— Begin —

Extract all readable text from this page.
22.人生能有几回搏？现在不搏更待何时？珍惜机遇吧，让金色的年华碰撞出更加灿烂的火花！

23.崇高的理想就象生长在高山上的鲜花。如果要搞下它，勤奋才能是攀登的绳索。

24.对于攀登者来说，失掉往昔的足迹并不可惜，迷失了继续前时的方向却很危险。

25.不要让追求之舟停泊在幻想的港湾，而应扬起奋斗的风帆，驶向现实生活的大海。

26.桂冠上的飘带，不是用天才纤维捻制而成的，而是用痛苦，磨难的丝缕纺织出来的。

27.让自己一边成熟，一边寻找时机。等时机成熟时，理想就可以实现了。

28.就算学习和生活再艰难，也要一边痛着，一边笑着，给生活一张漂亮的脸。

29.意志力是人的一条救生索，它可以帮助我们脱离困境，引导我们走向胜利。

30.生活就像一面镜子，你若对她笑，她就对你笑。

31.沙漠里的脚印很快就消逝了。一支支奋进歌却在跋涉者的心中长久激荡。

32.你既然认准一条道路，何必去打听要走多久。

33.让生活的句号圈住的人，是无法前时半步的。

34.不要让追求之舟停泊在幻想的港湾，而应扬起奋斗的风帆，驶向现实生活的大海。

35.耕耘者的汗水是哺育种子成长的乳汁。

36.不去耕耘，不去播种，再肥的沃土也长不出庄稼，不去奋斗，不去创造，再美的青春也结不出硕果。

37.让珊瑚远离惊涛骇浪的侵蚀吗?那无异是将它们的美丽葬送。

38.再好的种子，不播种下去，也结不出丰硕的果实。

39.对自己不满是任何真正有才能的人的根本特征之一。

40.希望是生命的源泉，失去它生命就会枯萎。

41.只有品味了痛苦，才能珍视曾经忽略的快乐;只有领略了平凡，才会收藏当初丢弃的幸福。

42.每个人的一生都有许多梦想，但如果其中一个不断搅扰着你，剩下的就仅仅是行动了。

— End —
— Begin —

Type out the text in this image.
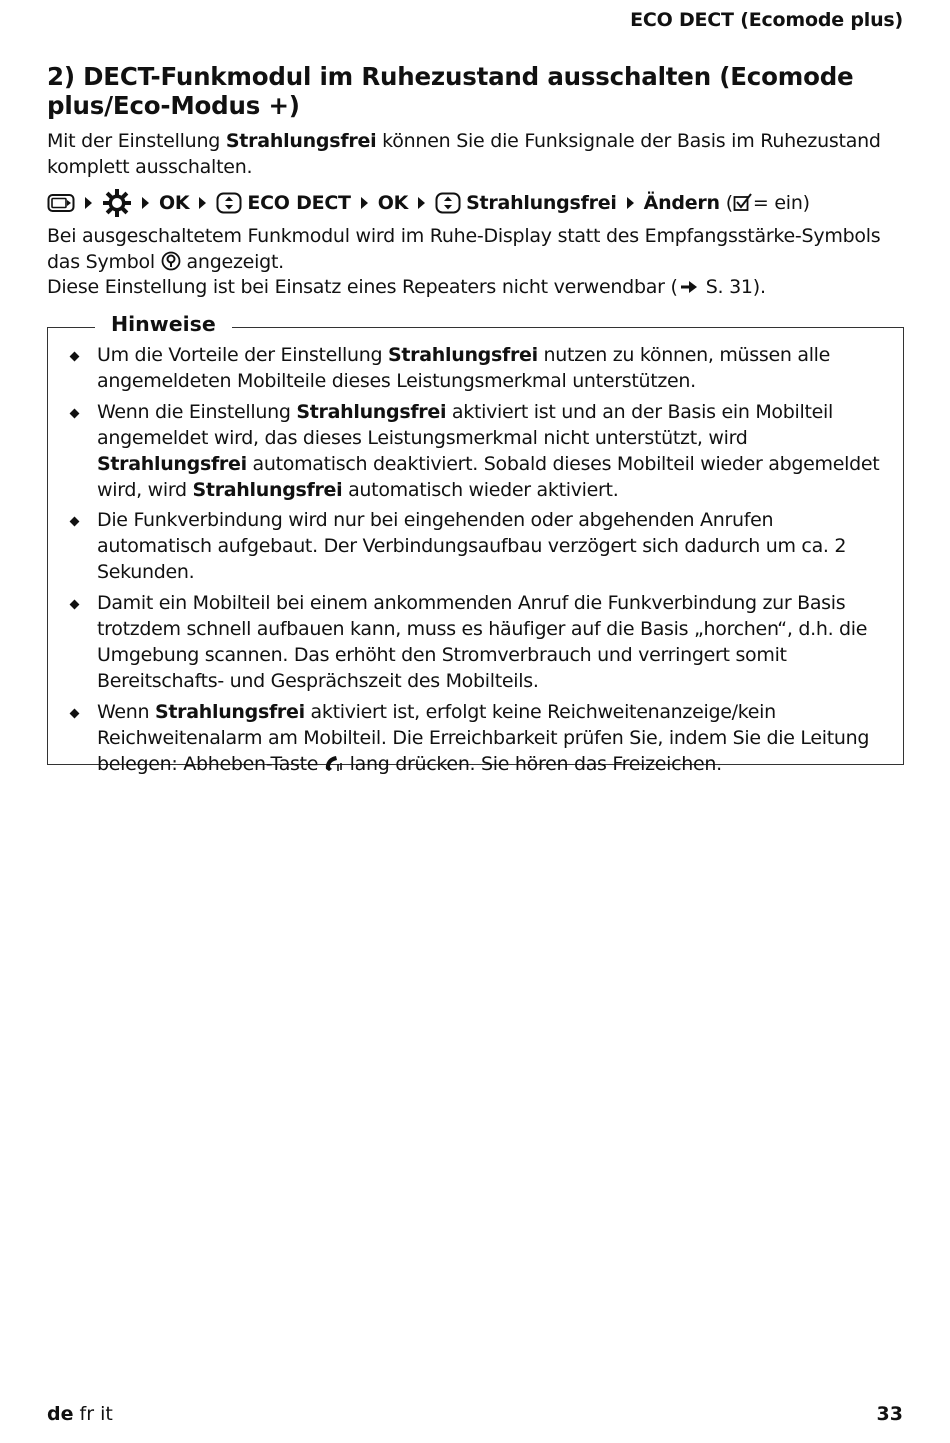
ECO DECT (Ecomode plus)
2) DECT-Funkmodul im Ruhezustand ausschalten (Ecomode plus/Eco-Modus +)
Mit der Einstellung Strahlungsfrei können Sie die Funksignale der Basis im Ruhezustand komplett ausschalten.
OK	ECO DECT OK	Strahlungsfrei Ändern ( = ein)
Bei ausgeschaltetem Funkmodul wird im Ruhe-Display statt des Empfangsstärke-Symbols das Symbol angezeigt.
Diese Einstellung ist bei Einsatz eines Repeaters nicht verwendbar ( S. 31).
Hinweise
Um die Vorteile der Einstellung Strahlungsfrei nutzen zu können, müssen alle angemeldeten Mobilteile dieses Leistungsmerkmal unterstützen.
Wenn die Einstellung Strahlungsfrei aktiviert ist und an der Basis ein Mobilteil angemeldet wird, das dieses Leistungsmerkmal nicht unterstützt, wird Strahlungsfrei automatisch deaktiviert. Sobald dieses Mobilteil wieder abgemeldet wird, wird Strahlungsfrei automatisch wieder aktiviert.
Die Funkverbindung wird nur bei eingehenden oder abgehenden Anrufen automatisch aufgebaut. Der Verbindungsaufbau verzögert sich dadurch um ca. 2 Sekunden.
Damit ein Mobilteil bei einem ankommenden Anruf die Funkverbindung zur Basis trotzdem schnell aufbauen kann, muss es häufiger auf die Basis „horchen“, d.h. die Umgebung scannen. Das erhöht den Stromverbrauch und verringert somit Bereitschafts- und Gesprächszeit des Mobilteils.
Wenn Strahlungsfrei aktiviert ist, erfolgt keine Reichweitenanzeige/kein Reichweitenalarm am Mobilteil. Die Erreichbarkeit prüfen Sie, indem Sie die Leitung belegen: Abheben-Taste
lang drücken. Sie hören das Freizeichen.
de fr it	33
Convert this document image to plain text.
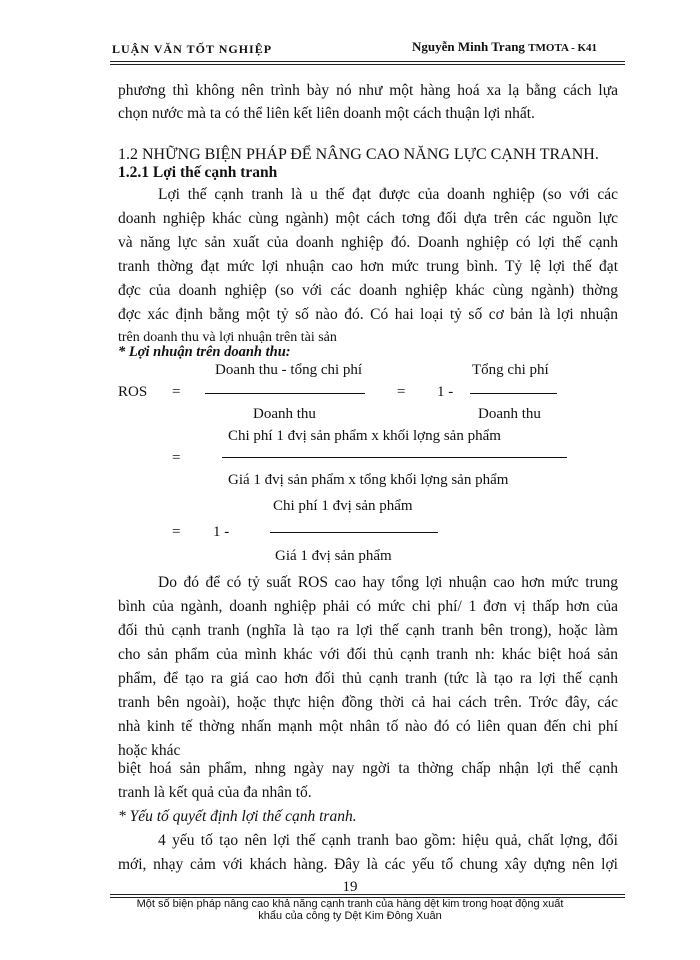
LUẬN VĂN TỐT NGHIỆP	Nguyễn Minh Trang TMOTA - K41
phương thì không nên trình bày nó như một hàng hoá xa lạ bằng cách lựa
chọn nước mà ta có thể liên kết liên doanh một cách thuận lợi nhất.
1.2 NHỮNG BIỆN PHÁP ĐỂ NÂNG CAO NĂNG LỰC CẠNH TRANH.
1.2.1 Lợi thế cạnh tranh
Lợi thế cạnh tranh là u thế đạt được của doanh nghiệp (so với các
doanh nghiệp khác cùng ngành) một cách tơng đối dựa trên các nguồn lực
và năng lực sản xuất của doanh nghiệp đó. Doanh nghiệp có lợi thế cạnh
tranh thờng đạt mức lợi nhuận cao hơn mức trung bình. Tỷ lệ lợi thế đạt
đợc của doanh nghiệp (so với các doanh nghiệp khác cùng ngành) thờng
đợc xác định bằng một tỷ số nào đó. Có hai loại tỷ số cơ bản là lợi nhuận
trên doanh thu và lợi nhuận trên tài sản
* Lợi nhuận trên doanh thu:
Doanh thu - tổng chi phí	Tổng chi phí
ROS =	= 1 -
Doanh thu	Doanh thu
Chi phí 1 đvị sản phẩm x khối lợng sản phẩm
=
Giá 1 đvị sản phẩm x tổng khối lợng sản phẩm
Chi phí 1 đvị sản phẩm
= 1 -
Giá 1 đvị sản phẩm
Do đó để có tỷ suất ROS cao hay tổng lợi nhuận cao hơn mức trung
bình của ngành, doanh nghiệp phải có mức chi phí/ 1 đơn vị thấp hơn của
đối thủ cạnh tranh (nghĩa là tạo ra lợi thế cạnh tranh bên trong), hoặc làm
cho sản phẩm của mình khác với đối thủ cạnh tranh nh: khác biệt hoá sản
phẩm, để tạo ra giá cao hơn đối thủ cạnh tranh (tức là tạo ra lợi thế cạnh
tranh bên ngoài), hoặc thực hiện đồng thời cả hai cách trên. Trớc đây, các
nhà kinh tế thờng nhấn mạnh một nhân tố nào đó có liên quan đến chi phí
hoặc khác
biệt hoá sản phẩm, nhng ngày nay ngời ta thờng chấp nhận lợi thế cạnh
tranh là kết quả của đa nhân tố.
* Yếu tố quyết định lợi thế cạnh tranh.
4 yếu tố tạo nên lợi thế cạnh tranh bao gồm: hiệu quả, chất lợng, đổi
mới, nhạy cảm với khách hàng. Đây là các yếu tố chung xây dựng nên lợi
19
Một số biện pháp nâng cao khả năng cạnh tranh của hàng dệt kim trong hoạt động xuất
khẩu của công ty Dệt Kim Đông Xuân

— End —

■ Required task
Exactly how many lines in the data above contain the word "DECT"? Respond with the number and nothing more.

■ Full answer
3